Given instruction
Omit the pictures and output every entry below exactly as written.

Input
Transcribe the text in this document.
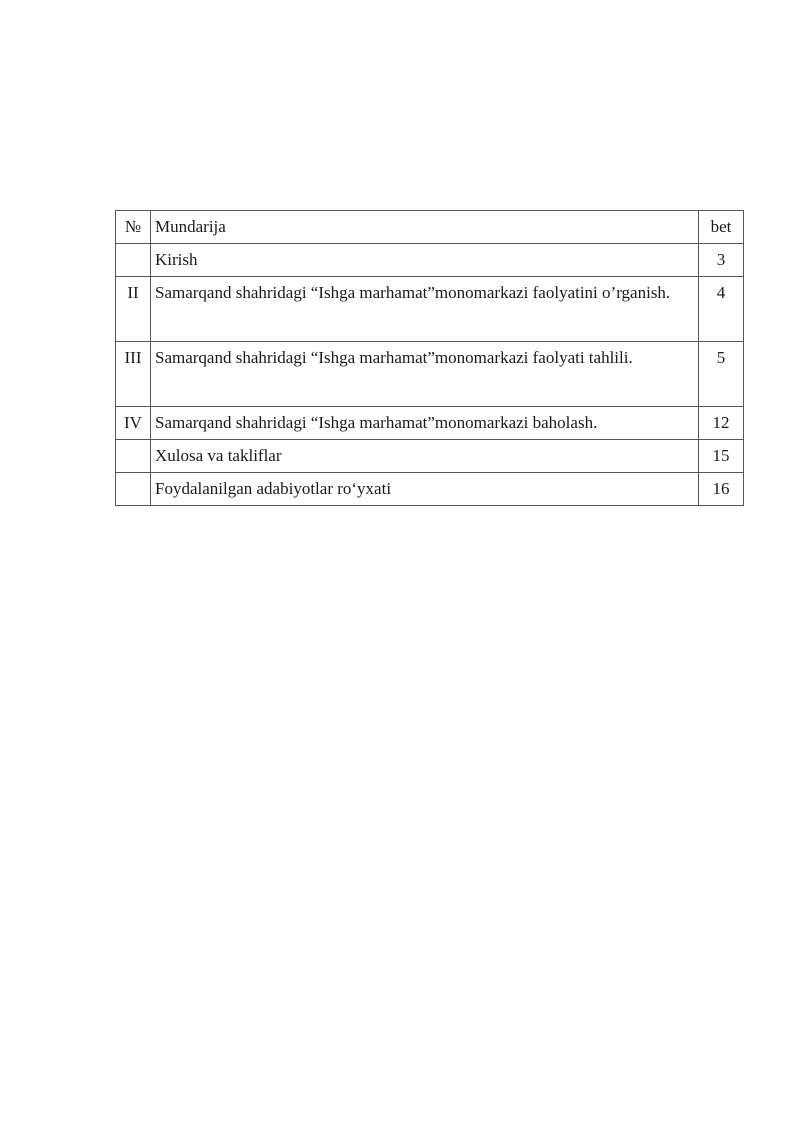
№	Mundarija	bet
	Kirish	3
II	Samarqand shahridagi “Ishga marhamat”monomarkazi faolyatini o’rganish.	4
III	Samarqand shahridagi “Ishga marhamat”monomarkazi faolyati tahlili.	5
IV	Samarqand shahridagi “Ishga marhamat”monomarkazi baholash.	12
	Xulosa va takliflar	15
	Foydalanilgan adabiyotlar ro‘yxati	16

The solution
Transcribe the text in this document.
№	Mundarija	bet
	Kirish	3
II	Samarqand shahridagi “Ishga marhamat”monomarkazi faolyatini o’rganish.	4
III	Samarqand shahridagi “Ishga marhamat”monomarkazi faolyati tahlili.	5
IV	Samarqand shahridagi “Ishga marhamat”monomarkazi baholash.	12
	Xulosa va takliflar	15
	Foydalanilgan adabiyotlar ro‘yxati	16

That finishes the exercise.